━━ Source material

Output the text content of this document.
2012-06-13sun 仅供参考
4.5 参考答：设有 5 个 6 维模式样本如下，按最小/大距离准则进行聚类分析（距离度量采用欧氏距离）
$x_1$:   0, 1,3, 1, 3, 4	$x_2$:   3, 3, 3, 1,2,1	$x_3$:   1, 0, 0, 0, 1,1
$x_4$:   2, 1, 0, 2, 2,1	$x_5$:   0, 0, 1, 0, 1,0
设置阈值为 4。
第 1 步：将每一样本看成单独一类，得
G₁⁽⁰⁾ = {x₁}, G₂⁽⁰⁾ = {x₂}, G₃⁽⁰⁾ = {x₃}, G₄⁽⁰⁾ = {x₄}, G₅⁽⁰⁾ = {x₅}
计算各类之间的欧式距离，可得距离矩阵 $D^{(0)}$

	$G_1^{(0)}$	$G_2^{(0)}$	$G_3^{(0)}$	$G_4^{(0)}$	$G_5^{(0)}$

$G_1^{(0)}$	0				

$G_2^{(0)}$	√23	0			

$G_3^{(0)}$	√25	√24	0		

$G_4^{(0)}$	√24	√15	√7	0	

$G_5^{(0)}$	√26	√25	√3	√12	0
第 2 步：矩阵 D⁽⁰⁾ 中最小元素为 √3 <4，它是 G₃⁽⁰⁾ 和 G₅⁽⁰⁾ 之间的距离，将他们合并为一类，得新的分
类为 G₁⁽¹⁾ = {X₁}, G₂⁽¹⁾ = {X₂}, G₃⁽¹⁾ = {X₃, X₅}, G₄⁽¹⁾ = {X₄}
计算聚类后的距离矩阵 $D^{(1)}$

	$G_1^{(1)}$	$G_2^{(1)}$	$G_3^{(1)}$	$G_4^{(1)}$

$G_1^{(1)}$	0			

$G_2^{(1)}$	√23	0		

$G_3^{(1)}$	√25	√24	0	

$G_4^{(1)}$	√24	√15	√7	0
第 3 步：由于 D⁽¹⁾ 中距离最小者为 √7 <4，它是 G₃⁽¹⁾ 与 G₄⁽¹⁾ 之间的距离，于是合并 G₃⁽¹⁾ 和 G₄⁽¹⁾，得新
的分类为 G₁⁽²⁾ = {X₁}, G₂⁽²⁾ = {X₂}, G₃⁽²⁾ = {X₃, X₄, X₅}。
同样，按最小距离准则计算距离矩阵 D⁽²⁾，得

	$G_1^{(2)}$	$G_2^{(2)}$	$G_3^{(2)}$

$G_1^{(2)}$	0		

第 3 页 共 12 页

━━━━

## Exercise directions
Every record above should be copied exactly.

## Output
Output the text content of this document.
2012-06-13sun 仅供参考
4.5 参考答：设有 5 个 6 维模式样本如下，按最小/大距离准则进行聚类分析（距离度量采用欧氏距离）
$x_1$:   0, 1,3, 1, 3, 4	$x_2$:   3, 3, 3, 1,2,1	$x_3$:   1, 0, 0, 0, 1,1
$x_4$:   2, 1, 0, 2, 2,1	$x_5$:   0, 0, 1, 0, 1,0
设置阈值为 4。
第 1 步：将每一样本看成单独一类，得
G₁⁽⁰⁾ = {x₁}, G₂⁽⁰⁾ = {x₂}, G₃⁽⁰⁾ = {x₃}, G₄⁽⁰⁾ = {x₄}, G₅⁽⁰⁾ = {x₅}
计算各类之间的欧式距离，可得距离矩阵 $D^{(0)}$

	$G_1^{(0)}$	$G_2^{(0)}$	$G_3^{(0)}$	$G_4^{(0)}$	$G_5^{(0)}$

$G_1^{(0)}$	0				

$G_2^{(0)}$	√23	0			

$G_3^{(0)}$	√25	√24	0		

$G_4^{(0)}$	√24	√15	√7	0	

$G_5^{(0)}$	√26	√25	√3	√12	0
第 2 步：矩阵 D⁽⁰⁾ 中最小元素为 √3 <4，它是 G₃⁽⁰⁾ 和 G₅⁽⁰⁾ 之间的距离，将他们合并为一类，得新的分
类为 G₁⁽¹⁾ = {X₁}, G₂⁽¹⁾ = {X₂}, G₃⁽¹⁾ = {X₃, X₅}, G₄⁽¹⁾ = {X₄}
计算聚类后的距离矩阵 $D^{(1)}$

	$G_1^{(1)}$	$G_2^{(1)}$	$G_3^{(1)}$	$G_4^{(1)}$

$G_1^{(1)}$	0			

$G_2^{(1)}$	√23	0		

$G_3^{(1)}$	√25	√24	0	

$G_4^{(1)}$	√24	√15	√7	0
第 3 步：由于 D⁽¹⁾ 中距离最小者为 √7 <4，它是 G₃⁽¹⁾ 与 G₄⁽¹⁾ 之间的距离，于是合并 G₃⁽¹⁾ 和 G₄⁽¹⁾，得新
的分类为 G₁⁽²⁾ = {X₁}, G₂⁽²⁾ = {X₂}, G₃⁽²⁾ = {X₃, X₄, X₅}。
同样，按最小距离准则计算距离矩阵 D⁽²⁾，得

	$G_1^{(2)}$	$G_2^{(2)}$	$G_3^{(2)}$

$G_1^{(2)}$	0		

第 3 页 共 12 页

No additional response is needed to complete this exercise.